== LISTED ENTRIES ==
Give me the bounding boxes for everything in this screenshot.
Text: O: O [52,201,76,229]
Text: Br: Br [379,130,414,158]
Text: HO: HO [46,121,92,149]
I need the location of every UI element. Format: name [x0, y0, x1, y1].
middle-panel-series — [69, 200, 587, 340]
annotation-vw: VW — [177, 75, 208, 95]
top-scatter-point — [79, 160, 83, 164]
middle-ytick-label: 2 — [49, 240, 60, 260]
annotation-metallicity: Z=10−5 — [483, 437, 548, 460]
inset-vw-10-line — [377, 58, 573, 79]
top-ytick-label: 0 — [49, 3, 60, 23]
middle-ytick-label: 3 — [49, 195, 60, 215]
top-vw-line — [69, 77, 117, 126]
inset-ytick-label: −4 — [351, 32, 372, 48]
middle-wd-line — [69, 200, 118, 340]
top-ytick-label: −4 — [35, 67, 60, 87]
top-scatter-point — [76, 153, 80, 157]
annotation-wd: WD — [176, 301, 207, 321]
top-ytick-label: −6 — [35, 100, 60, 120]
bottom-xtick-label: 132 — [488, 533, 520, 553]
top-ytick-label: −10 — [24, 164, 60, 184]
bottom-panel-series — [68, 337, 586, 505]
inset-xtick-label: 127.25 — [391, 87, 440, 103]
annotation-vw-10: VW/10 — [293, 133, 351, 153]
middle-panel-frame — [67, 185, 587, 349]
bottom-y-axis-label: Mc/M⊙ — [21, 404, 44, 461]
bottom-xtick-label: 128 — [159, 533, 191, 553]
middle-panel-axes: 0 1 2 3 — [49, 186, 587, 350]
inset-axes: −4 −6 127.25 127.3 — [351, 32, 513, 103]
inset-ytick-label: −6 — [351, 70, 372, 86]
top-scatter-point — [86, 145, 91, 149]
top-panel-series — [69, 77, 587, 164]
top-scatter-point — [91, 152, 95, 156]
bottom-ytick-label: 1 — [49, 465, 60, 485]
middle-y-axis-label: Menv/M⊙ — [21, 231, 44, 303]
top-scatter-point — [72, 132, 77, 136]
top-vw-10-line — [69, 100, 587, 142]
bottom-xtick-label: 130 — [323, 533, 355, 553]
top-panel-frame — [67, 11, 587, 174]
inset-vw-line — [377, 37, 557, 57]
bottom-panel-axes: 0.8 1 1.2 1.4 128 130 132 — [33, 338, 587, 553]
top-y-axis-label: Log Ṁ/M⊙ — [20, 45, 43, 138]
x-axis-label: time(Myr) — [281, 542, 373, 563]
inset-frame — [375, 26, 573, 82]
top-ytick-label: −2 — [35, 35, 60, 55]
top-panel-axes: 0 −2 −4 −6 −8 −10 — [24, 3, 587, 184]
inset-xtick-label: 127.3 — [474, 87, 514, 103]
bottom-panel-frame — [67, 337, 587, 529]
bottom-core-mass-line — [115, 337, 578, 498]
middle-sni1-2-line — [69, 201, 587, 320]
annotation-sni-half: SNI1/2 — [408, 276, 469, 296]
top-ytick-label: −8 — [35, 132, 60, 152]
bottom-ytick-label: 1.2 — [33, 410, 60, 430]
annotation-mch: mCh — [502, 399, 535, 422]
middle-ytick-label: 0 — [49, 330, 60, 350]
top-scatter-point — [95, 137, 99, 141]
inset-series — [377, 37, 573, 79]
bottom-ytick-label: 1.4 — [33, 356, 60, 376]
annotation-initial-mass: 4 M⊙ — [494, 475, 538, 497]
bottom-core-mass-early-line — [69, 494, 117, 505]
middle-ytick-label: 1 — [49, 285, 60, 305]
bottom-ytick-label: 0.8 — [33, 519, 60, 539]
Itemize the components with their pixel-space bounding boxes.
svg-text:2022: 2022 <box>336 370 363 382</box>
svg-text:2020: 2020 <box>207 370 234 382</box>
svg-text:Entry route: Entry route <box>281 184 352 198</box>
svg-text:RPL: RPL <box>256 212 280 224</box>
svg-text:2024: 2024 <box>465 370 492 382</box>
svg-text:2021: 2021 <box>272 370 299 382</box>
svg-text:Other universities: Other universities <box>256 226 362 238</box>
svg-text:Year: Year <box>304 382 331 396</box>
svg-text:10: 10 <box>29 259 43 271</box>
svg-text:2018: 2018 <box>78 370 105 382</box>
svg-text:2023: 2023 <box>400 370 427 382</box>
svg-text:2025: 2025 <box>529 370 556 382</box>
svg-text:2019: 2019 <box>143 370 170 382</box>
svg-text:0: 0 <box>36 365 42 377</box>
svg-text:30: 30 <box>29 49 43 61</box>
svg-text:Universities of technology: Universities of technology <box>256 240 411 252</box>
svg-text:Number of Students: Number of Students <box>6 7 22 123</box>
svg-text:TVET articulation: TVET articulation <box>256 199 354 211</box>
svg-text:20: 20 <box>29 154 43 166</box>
===
[SET PROBLEM] Print every line of the data above, word for word and in the same order, without changing anything.

[ANSWER BELOW]
Give me the bounding boxes for everything in this screenshot.
Text: O: O [52,201,76,229]
Text: Br: Br [379,130,414,158]
Text: HO: HO [46,121,92,149]
I need the location of every UI element. Format: name [x0, y0, x1, y1].
middle-panel-series — [69, 200, 587, 340]
annotation-vw: VW — [177, 75, 208, 95]
top-scatter-point — [79, 160, 83, 164]
middle-ytick-label: 2 — [49, 240, 60, 260]
annotation-metallicity: Z=10−5 — [483, 437, 548, 460]
inset-vw-10-line — [377, 58, 573, 79]
top-ytick-label: 0 — [49, 3, 60, 23]
middle-ytick-label: 3 — [49, 195, 60, 215]
top-vw-line — [69, 77, 117, 126]
inset-ytick-label: −4 — [351, 32, 372, 48]
middle-wd-line — [69, 200, 118, 340]
top-ytick-label: −4 — [35, 67, 60, 87]
top-scatter-point — [76, 153, 80, 157]
annotation-wd: WD — [176, 301, 207, 321]
top-ytick-label: −6 — [35, 100, 60, 120]
bottom-xtick-label: 132 — [488, 533, 520, 553]
top-ytick-label: −10 — [24, 164, 60, 184]
bottom-panel-series — [68, 337, 586, 505]
inset-xtick-label: 127.25 — [391, 87, 440, 103]
annotation-vw-10: VW/10 — [293, 133, 351, 153]
middle-panel-frame — [67, 185, 587, 349]
bottom-y-axis-label: Mc/M⊙ — [21, 404, 44, 461]
bottom-xtick-label: 128 — [159, 533, 191, 553]
middle-panel-axes: 0 1 2 3 — [49, 186, 587, 350]
inset-axes: −4 −6 127.25 127.3 — [351, 32, 513, 103]
inset-ytick-label: −6 — [351, 70, 372, 86]
top-scatter-point — [86, 145, 91, 149]
top-panel-series — [69, 77, 587, 164]
top-scatter-point — [91, 152, 95, 156]
bottom-ytick-label: 1 — [49, 465, 60, 485]
middle-y-axis-label: Menv/M⊙ — [21, 231, 44, 303]
top-scatter-point — [72, 132, 77, 136]
top-vw-10-line — [69, 100, 587, 142]
bottom-xtick-label: 130 — [323, 533, 355, 553]
top-panel-frame — [67, 11, 587, 174]
inset-vw-line — [377, 37, 557, 57]
bottom-panel-axes: 0.8 1 1.2 1.4 128 130 132 — [33, 338, 587, 553]
top-y-axis-label: Log Ṁ/M⊙ — [20, 45, 43, 138]
x-axis-label: time(Myr) — [281, 542, 373, 563]
inset-frame — [375, 26, 573, 82]
top-ytick-label: −2 — [35, 35, 60, 55]
top-panel-axes: 0 −2 −4 −6 −8 −10 — [24, 3, 587, 184]
inset-xtick-label: 127.3 — [474, 87, 514, 103]
bottom-panel-frame — [67, 337, 587, 529]
bottom-core-mass-line — [115, 337, 578, 498]
middle-sni1-2-line — [69, 201, 587, 320]
annotation-sni-half: SNI1/2 — [408, 276, 469, 296]
top-ytick-label: −8 — [35, 132, 60, 152]
bottom-ytick-label: 1.2 — [33, 410, 60, 430]
annotation-mch: mCh — [502, 399, 535, 422]
middle-ytick-label: 0 — [49, 330, 60, 350]
top-scatter-point — [95, 137, 99, 141]
inset-series — [377, 37, 573, 79]
bottom-ytick-label: 1.4 — [33, 356, 60, 376]
annotation-initial-mass: 4 M⊙ — [494, 475, 538, 497]
bottom-core-mass-early-line — [69, 494, 117, 505]
middle-ytick-label: 1 — [49, 285, 60, 305]
bottom-ytick-label: 0.8 — [33, 519, 60, 539]
Itemize the components with their pixel-space bounding boxes.
svg-text:2022: 2022 <box>336 370 363 382</box>
svg-text:2020: 2020 <box>207 370 234 382</box>
svg-text:Entry route: Entry route <box>281 184 352 198</box>
svg-text:RPL: RPL <box>256 212 280 224</box>
svg-text:2024: 2024 <box>465 370 492 382</box>
svg-text:2021: 2021 <box>272 370 299 382</box>
svg-text:Other universities: Other universities <box>256 226 362 238</box>
svg-text:Year: Year <box>304 382 331 396</box>
svg-text:10: 10 <box>29 259 43 271</box>
svg-text:2018: 2018 <box>78 370 105 382</box>
svg-text:2023: 2023 <box>400 370 427 382</box>
svg-text:2025: 2025 <box>529 370 556 382</box>
svg-text:2019: 2019 <box>143 370 170 382</box>
svg-text:0: 0 <box>36 365 42 377</box>
svg-text:30: 30 <box>29 49 43 61</box>
svg-text:Universities of technology: Universities of technology <box>256 240 411 252</box>
svg-text:Number of Students: Number of Students <box>6 7 22 123</box>
svg-text:TVET articulation: TVET articulation <box>256 199 354 211</box>
svg-text:20: 20 <box>29 154 43 166</box>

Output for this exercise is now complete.